• [What you need to do] What follows is a set of records, each of which is to be written out exactly.
--- start Material shown ---
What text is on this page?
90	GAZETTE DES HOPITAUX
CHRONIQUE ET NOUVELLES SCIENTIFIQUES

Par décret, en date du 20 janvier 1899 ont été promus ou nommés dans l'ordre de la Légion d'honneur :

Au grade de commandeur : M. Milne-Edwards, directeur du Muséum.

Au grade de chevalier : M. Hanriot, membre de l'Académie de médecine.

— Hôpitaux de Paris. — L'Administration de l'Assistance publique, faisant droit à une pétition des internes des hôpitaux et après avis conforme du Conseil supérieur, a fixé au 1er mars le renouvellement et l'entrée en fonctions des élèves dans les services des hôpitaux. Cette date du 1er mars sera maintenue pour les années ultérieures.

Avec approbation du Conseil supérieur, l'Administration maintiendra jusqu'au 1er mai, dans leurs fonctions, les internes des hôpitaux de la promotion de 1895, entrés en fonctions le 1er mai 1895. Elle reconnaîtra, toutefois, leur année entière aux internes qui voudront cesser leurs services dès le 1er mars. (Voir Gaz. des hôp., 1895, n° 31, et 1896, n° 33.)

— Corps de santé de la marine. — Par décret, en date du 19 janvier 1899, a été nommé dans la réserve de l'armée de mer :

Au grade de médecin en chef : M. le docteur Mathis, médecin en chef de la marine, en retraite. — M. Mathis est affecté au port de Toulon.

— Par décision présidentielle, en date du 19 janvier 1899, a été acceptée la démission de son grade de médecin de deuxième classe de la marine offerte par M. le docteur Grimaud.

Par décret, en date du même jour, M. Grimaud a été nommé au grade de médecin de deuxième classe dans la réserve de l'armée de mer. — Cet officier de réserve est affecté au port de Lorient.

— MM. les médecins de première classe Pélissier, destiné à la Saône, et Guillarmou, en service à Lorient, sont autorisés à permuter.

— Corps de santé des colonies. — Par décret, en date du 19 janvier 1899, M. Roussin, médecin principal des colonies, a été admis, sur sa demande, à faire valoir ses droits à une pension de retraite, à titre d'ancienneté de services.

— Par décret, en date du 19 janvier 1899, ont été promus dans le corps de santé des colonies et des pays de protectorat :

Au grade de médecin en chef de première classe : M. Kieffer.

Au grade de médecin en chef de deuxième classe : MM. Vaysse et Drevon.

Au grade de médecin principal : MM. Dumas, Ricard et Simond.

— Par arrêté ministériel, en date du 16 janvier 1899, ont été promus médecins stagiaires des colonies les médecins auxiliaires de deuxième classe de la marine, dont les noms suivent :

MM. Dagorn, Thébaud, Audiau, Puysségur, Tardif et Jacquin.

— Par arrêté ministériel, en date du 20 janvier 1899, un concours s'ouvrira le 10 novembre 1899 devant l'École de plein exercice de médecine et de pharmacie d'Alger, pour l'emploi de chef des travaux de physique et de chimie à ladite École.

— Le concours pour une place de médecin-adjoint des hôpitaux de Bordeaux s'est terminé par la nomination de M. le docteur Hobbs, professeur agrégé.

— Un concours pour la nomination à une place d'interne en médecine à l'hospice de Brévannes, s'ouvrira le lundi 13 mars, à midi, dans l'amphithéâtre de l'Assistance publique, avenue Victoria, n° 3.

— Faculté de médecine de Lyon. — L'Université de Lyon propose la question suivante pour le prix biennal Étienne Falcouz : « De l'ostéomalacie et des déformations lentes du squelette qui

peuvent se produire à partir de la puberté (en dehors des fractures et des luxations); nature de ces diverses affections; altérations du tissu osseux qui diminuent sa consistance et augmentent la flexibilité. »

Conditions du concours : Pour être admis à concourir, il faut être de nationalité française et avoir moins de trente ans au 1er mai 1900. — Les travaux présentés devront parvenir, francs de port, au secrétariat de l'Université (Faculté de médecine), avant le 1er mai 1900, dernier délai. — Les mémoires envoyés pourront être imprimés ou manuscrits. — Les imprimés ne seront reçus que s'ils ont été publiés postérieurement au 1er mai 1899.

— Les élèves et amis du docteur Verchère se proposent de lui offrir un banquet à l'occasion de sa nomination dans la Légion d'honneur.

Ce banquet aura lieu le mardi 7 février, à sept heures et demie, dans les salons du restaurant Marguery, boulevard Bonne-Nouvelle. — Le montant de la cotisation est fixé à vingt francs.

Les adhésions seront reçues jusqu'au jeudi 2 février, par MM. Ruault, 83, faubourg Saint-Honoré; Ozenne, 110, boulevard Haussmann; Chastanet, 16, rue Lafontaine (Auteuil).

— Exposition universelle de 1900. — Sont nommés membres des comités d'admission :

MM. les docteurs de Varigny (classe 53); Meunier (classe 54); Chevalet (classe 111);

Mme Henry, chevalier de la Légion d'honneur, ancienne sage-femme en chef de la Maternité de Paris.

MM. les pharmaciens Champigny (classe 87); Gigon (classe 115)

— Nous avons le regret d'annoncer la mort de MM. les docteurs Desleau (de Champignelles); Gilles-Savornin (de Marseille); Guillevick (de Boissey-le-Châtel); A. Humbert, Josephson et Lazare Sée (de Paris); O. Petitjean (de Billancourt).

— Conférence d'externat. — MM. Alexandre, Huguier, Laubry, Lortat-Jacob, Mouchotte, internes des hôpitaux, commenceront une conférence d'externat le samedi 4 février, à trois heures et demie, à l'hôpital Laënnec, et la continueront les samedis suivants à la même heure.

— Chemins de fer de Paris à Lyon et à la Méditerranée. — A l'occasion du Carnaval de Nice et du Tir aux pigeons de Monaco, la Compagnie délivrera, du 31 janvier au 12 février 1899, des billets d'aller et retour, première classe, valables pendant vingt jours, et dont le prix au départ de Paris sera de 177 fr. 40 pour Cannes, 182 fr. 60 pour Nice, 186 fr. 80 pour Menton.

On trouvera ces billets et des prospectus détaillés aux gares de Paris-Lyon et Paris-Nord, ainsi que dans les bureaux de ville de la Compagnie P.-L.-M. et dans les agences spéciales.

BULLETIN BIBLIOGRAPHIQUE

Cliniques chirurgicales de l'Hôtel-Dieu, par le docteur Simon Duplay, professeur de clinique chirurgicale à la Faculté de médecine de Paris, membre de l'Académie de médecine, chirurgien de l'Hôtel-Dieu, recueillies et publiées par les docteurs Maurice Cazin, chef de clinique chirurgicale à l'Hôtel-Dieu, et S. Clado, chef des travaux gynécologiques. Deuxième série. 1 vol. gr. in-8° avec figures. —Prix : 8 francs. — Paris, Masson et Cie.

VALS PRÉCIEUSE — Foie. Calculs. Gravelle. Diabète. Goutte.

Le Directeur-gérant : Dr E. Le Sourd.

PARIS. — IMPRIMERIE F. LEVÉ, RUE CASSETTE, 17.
--- end Material shown ---
• [Output for this task]
What text is on this page?
90	GAZETTE DES HOPITAUX
CHRONIQUE ET NOUVELLES SCIENTIFIQUES

Par décret, en date du 20 janvier 1899 ont été promus ou nommés dans l'ordre de la Légion d'honneur :

Au grade de commandeur : M. Milne-Edwards, directeur du Muséum.

Au grade de chevalier : M. Hanriot, membre de l'Académie de médecine.

— Hôpitaux de Paris. — L'Administration de l'Assistance publique, faisant droit à une pétition des internes des hôpitaux et après avis conforme du Conseil supérieur, a fixé au 1er mars le renouvellement et l'entrée en fonctions des élèves dans les services des hôpitaux. Cette date du 1er mars sera maintenue pour les années ultérieures.

Avec approbation du Conseil supérieur, l'Administration maintiendra jusqu'au 1er mai, dans leurs fonctions, les internes des hôpitaux de la promotion de 1895, entrés en fonctions le 1er mai 1895. Elle reconnaîtra, toutefois, leur année entière aux internes qui voudront cesser leurs services dès le 1er mars. (Voir Gaz. des hôp., 1895, n° 31, et 1896, n° 33.)

— Corps de santé de la marine. — Par décret, en date du 19 janvier 1899, a été nommé dans la réserve de l'armée de mer :

Au grade de médecin en chef : M. le docteur Mathis, médecin en chef de la marine, en retraite. — M. Mathis est affecté au port de Toulon.

— Par décision présidentielle, en date du 19 janvier 1899, a été acceptée la démission de son grade de médecin de deuxième classe de la marine offerte par M. le docteur Grimaud.

Par décret, en date du même jour, M. Grimaud a été nommé au grade de médecin de deuxième classe dans la réserve de l'armée de mer. — Cet officier de réserve est affecté au port de Lorient.

— MM. les médecins de première classe Pélissier, destiné à la Saône, et Guillarmou, en service à Lorient, sont autorisés à permuter.

— Corps de santé des colonies. — Par décret, en date du 19 janvier 1899, M. Roussin, médecin principal des colonies, a été admis, sur sa demande, à faire valoir ses droits à une pension de retraite, à titre d'ancienneté de services.

— Par décret, en date du 19 janvier 1899, ont été promus dans le corps de santé des colonies et des pays de protectorat :

Au grade de médecin en chef de première classe : M. Kieffer.

Au grade de médecin en chef de deuxième classe : MM. Vaysse et Drevon.

Au grade de médecin principal : MM. Dumas, Ricard et Simond.

— Par arrêté ministériel, en date du 16 janvier 1899, ont été promus médecins stagiaires des colonies les médecins auxiliaires de deuxième classe de la marine, dont les noms suivent :

MM. Dagorn, Thébaud, Audiau, Puysségur, Tardif et Jacquin.

— Par arrêté ministériel, en date du 20 janvier 1899, un concours s'ouvrira le 10 novembre 1899 devant l'École de plein exercice de médecine et de pharmacie d'Alger, pour l'emploi de chef des travaux de physique et de chimie à ladite École.

— Le concours pour une place de médecin-adjoint des hôpitaux de Bordeaux s'est terminé par la nomination de M. le docteur Hobbs, professeur agrégé.

— Un concours pour la nomination à une place d'interne en médecine à l'hospice de Brévannes, s'ouvrira le lundi 13 mars, à midi, dans l'amphithéâtre de l'Assistance publique, avenue Victoria, n° 3.

— Faculté de médecine de Lyon. — L'Université de Lyon propose la question suivante pour le prix biennal Étienne Falcouz : « De l'ostéomalacie et des déformations lentes du squelette qui

peuvent se produire à partir de la puberté (en dehors des fractures et des luxations); nature de ces diverses affections; altérations du tissu osseux qui diminuent sa consistance et augmentent la flexibilité. »

Conditions du concours : Pour être admis à concourir, il faut être de nationalité française et avoir moins de trente ans au 1er mai 1900. — Les travaux présentés devront parvenir, francs de port, au secrétariat de l'Université (Faculté de médecine), avant le 1er mai 1900, dernier délai. — Les mémoires envoyés pourront être imprimés ou manuscrits. — Les imprimés ne seront reçus que s'ils ont été publiés postérieurement au 1er mai 1899.

— Les élèves et amis du docteur Verchère se proposent de lui offrir un banquet à l'occasion de sa nomination dans la Légion d'honneur.

Ce banquet aura lieu le mardi 7 février, à sept heures et demie, dans les salons du restaurant Marguery, boulevard Bonne-Nouvelle. — Le montant de la cotisation est fixé à vingt francs.

Les adhésions seront reçues jusqu'au jeudi 2 février, par MM. Ruault, 83, faubourg Saint-Honoré; Ozenne, 110, boulevard Haussmann; Chastanet, 16, rue Lafontaine (Auteuil).

— Exposition universelle de 1900. — Sont nommés membres des comités d'admission :

MM. les docteurs de Varigny (classe 53); Meunier (classe 54); Chevalet (classe 111);

Mme Henry, chevalier de la Légion d'honneur, ancienne sage-femme en chef de la Maternité de Paris.

MM. les pharmaciens Champigny (classe 87); Gigon (classe 115)

— Nous avons le regret d'annoncer la mort de MM. les docteurs Desleau (de Champignelles); Gilles-Savornin (de Marseille); Guillevick (de Boissey-le-Châtel); A. Humbert, Josephson et Lazare Sée (de Paris); O. Petitjean (de Billancourt).

— Conférence d'externat. — MM. Alexandre, Huguier, Laubry, Lortat-Jacob, Mouchotte, internes des hôpitaux, commenceront une conférence d'externat le samedi 4 février, à trois heures et demie, à l'hôpital Laënnec, et la continueront les samedis suivants à la même heure.

— Chemins de fer de Paris à Lyon et à la Méditerranée. — A l'occasion du Carnaval de Nice et du Tir aux pigeons de Monaco, la Compagnie délivrera, du 31 janvier au 12 février 1899, des billets d'aller et retour, première classe, valables pendant vingt jours, et dont le prix au départ de Paris sera de 177 fr. 40 pour Cannes, 182 fr. 60 pour Nice, 186 fr. 80 pour Menton.

On trouvera ces billets et des prospectus détaillés aux gares de Paris-Lyon et Paris-Nord, ainsi que dans les bureaux de ville de la Compagnie P.-L.-M. et dans les agences spéciales.

BULLETIN BIBLIOGRAPHIQUE

Cliniques chirurgicales de l'Hôtel-Dieu, par le docteur Simon Duplay, professeur de clinique chirurgicale à la Faculté de médecine de Paris, membre de l'Académie de médecine, chirurgien de l'Hôtel-Dieu, recueillies et publiées par les docteurs Maurice Cazin, chef de clinique chirurgicale à l'Hôtel-Dieu, et S. Clado, chef des travaux gynécologiques. Deuxième série. 1 vol. gr. in-8° avec figures. —Prix : 8 francs. — Paris, Masson et Cie.

VALS PRÉCIEUSE — Foie. Calculs. Gravelle. Diabète. Goutte.

Le Directeur-gérant : Dr E. Le Sourd.

PARIS. — IMPRIMERIE F. LEVÉ, RUE CASSETTE, 17.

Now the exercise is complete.